→ **Exercise aim**:
Find each line containing the string "значимости". Copy it.

→ **Stored records**:

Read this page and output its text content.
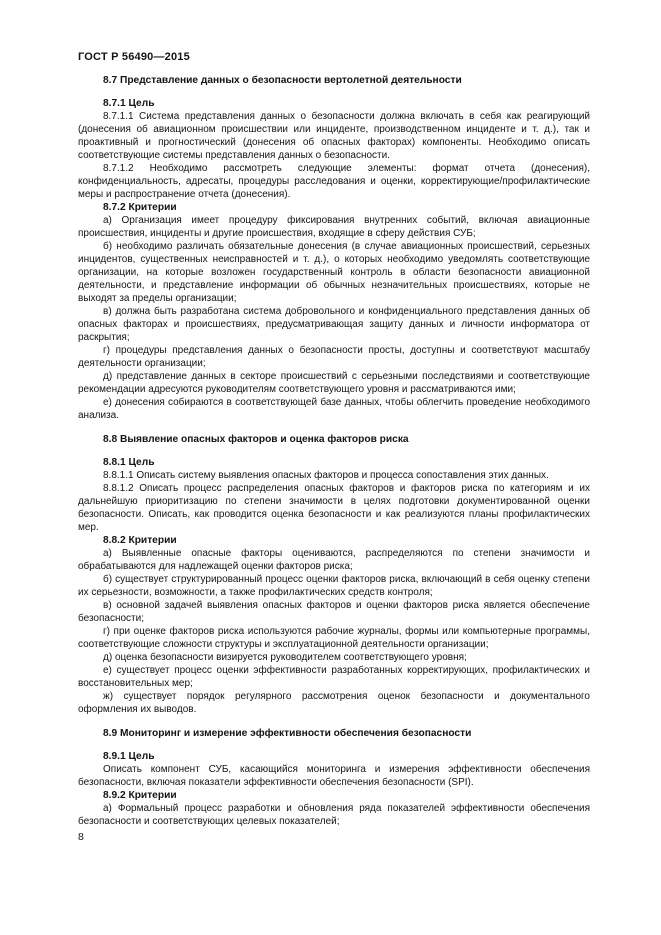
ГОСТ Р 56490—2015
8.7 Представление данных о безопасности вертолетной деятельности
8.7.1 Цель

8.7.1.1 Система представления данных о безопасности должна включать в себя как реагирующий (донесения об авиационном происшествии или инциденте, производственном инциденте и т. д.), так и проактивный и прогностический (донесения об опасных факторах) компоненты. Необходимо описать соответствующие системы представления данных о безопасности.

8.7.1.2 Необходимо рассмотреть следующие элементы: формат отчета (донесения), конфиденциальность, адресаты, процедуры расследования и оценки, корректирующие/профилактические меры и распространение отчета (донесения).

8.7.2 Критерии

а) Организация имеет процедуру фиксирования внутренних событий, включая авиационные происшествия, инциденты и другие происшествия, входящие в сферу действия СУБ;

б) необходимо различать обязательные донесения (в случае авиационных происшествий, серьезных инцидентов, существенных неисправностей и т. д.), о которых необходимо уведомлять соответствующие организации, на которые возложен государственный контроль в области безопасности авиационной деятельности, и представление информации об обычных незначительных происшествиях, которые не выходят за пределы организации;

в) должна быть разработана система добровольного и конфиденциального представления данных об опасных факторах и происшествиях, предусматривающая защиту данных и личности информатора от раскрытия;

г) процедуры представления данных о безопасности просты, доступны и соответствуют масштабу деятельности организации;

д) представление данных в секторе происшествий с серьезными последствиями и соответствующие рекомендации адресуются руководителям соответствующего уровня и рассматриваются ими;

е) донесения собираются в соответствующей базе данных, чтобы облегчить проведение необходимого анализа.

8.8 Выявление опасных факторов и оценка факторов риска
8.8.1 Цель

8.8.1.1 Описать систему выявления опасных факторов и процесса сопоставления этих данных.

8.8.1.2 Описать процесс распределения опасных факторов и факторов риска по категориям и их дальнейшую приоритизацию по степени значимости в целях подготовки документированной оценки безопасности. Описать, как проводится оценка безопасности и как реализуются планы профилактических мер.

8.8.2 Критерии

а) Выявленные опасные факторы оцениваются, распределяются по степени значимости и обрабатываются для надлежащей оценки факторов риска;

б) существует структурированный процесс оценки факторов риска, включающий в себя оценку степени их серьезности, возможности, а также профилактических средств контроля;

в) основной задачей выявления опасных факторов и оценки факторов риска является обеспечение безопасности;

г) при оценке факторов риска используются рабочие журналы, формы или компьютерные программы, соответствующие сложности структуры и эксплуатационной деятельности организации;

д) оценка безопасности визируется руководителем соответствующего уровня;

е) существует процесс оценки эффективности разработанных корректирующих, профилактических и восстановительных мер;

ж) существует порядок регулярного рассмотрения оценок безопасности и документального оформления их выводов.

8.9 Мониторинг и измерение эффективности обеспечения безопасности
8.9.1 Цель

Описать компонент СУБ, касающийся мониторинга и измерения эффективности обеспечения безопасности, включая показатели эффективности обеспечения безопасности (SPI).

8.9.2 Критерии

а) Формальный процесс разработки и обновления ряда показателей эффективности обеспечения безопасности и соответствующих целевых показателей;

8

---

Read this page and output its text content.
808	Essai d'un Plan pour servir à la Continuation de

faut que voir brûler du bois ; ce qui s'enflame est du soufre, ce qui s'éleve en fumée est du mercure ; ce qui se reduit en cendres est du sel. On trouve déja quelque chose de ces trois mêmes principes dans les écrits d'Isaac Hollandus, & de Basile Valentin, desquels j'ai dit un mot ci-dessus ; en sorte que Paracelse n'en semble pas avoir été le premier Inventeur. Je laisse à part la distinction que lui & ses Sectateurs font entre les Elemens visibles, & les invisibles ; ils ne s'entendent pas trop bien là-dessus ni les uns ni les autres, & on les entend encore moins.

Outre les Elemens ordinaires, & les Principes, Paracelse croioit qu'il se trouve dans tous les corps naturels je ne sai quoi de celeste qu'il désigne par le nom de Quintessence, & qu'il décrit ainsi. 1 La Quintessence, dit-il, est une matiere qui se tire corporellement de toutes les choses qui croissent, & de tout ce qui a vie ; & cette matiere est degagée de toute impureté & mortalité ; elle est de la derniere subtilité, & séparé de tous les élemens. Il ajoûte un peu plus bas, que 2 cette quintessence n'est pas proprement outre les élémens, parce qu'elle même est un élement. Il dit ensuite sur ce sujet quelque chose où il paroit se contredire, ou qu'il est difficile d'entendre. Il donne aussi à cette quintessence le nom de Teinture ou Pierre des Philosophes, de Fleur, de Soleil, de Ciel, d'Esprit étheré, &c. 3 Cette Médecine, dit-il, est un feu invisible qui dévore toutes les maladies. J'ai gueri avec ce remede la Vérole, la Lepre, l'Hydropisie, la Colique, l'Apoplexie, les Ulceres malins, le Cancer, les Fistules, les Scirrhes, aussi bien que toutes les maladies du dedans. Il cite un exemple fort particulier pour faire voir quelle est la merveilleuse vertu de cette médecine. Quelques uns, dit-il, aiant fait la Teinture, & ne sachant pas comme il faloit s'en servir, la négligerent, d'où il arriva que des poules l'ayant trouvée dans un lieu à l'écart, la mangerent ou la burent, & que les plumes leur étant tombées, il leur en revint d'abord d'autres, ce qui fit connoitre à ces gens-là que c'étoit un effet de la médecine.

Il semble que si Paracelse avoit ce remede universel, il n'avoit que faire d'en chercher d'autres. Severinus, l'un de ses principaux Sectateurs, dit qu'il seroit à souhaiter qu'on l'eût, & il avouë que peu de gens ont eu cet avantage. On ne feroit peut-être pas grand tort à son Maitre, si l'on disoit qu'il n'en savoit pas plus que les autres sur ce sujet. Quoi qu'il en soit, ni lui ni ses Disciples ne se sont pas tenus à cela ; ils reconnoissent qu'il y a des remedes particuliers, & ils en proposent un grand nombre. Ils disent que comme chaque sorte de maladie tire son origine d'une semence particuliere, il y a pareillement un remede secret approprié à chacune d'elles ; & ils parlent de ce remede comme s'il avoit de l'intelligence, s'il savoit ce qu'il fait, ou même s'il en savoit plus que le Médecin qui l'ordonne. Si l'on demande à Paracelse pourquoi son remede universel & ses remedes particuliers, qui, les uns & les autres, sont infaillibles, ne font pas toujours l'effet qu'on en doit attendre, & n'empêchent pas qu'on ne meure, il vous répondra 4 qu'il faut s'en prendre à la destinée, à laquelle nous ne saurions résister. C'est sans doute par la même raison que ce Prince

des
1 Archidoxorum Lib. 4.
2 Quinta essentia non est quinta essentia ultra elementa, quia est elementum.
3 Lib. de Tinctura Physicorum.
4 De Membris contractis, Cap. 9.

→ **Result of this exercise**:
8.8.1.2 Описать процесс распределения опасных факторов и факторов риска по категориям и их дальнейшую приоритизацию по степени значимости в целях подготовки документированной оценки безопасности. Описать, как проводится оценка безопасности и как реализуются планы профилактических мер.
а) Выявленные опасные факторы оцениваются, распределяются по степени значимости и обрабатываются для надлежащей оценки факторов риска;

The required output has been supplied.